#### Provided passage
See http://www.rqtl.org/STATUS.txt for a list of changes. The major
changes are listed below. There is nothing particularly striking.
As always, I'd appreciate hearing any suggestions or comments or
complaints.
Note that I have moved to the University of Wisconsin-Madison.
Karl Broman
kbr...@biostat.wisc.edu
------
Major changes in R/qtl version 1.06-43:
Revised the method for calculating genotyping error LOD scores. For
each individual and each marker, the error LOD score is calculated
assuming that all other genotypes for that individual on that
chromosome are correct. The new procedure requires much more
computation time (especially in the case of dense markers), but
identifies many additional potential errors. A new argument,
version, allows one to specify use of the "new" or "old" version of
the error LOD score calculations.

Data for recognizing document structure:
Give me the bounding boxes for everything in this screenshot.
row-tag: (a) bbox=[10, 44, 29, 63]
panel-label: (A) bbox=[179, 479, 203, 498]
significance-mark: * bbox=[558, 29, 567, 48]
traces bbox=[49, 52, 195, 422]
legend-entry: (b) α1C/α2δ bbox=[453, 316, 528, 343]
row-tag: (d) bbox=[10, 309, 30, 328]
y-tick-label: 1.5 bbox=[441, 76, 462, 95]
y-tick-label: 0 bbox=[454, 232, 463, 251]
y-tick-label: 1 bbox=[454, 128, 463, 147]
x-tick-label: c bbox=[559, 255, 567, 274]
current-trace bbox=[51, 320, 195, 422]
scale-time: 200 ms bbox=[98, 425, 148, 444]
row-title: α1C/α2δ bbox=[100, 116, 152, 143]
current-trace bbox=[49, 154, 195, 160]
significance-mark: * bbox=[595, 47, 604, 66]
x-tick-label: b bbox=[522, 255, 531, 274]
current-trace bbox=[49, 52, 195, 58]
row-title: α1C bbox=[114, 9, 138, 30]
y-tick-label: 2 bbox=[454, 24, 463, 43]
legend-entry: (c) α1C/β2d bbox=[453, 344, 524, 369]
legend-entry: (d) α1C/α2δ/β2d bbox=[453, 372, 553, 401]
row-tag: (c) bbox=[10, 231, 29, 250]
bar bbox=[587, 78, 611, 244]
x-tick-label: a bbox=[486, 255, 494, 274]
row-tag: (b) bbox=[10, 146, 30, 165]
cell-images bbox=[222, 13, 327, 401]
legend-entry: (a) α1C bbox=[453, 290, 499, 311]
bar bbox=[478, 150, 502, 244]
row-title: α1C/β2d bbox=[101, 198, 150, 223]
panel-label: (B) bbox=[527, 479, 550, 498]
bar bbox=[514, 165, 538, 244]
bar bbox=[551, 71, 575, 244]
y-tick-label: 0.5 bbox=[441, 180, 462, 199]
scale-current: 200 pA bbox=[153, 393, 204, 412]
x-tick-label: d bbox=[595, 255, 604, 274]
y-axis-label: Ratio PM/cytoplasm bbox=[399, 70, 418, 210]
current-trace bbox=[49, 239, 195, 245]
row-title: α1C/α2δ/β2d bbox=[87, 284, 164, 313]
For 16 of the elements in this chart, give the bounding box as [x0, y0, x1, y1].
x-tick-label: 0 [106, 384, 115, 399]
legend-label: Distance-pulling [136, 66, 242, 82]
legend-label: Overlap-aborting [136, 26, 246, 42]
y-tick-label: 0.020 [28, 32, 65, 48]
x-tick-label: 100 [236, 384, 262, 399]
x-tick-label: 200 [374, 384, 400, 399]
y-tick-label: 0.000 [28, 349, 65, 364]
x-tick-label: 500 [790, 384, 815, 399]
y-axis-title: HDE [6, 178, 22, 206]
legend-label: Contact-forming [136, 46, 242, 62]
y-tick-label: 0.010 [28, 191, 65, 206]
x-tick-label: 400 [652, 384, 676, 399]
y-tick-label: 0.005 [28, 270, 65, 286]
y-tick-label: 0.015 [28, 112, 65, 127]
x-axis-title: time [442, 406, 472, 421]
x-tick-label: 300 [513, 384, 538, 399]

#### Work to be completed
Continue the R/qtl release announcement from the end of its final sentence.

#### Reply
Added a function geno.image for plotting an image of the genotype
data. This is much like plot.missing, but gives the genotypes in
color, rather than just black/white indicating missing/not.
Revised geno.table so that it gives reasonable p-values for the X
chromosome and for the case of dominant markers in an intercross.
Added a chr argument to obtain results for only selected
chromosomes.
Added a function cim() for performing composite interval mapping by
one of the schemes used in QTL Cartographer: forward selection at
the markers, to a fixed number of markers, followed by interval
mapping using those marker as covariates, and dropping any markers
within some fixed window around the position under test. The
results may be plotted or summarized using the functions for output
from scanone(). Also added a function add.cim.covar, for adding
dots, to a plot from plot.scanone(), to indicate the selected marker
covariates.
Extended the code for fitting the Stahl model for crossover
interference to the case of intercross data. (Modified the
functions est.map and fitstahl, and the underlying C code.)
Added functions scanoneboot and summary.scanoneboot, for deriving
bootstrap confidence intervals for the location of a QTL, but we
recommend using lodint or bayesint, instead.